- **WHAT IS NEEDED**
Take down each entry exactly as written.

- **SUPPLIED RECORDS**
......
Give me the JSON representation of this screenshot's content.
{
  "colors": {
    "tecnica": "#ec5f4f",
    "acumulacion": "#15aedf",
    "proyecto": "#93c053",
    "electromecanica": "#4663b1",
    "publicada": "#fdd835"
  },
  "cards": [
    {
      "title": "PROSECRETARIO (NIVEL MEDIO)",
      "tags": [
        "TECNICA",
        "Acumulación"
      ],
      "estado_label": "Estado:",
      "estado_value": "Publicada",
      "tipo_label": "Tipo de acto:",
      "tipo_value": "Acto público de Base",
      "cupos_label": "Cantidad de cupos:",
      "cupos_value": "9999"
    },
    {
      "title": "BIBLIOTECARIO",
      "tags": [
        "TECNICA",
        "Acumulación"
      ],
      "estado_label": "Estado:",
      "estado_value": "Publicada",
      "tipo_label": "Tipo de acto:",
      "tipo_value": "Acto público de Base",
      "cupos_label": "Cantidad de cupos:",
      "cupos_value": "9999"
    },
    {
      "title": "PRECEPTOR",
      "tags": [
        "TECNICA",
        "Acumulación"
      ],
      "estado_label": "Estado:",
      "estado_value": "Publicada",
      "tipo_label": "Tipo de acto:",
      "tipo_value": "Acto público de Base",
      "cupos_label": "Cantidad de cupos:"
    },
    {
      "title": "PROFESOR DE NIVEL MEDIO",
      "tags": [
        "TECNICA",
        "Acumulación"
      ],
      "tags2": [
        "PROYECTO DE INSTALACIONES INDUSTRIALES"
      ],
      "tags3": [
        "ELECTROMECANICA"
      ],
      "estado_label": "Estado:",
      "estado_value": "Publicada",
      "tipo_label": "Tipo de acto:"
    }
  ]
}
......
- **REPLY TO THE EXERCISE**
Give me the JSON representation of this screenshot's content.
{
  "colors": {
    "tecnica": "#ec5f4f",
    "acumulacion": "#15aedf",
    "proyecto": "#93c053",
    "electromecanica": "#4663b1",
    "publicada": "#fdd835"
  },
  "cards": [
    {
      "title": "PROSECRETARIO (NIVEL MEDIO)",
      "tags": [
        "TECNICA",
        "Acumulación"
      ],
      "estado_label": "Estado:",
      "estado_value": "Publicada",
      "tipo_label": "Tipo de acto:",
      "tipo_value": "Acto público de Base",
      "cupos_label": "Cantidad de cupos:",
      "cupos_value": "9999"
    },
    {
      "title": "BIBLIOTECARIO",
      "tags": [
        "TECNICA",
        "Acumulación"
      ],
      "estado_label": "Estado:",
      "estado_value": "Publicada",
      "tipo_label": "Tipo de acto:",
      "tipo_value": "Acto público de Base",
      "cupos_label": "Cantidad de cupos:",
      "cupos_value": "9999"
    },
    {
      "title": "PRECEPTOR",
      "tags": [
        "TECNICA",
        "Acumulación"
      ],
      "estado_label": "Estado:",
      "estado_value": "Publicada",
      "tipo_label": "Tipo de acto:",
      "tipo_value": "Acto público de Base",
      "cupos_label": "Cantidad de cupos:"
    },
    {
      "title": "PROFESOR DE NIVEL MEDIO",
      "tags": [
        "TECNICA",
        "Acumulación"
      ],
      "tags2": [
        "PROYECTO DE INSTALACIONES INDUSTRIALES"
      ],
      "tags3": [
        "ELECTROMECANICA"
      ],
      "estado_label": "Estado:",
      "estado_value": "Publicada",
      "tipo_label": "Tipo de acto:"
    }
  ]
}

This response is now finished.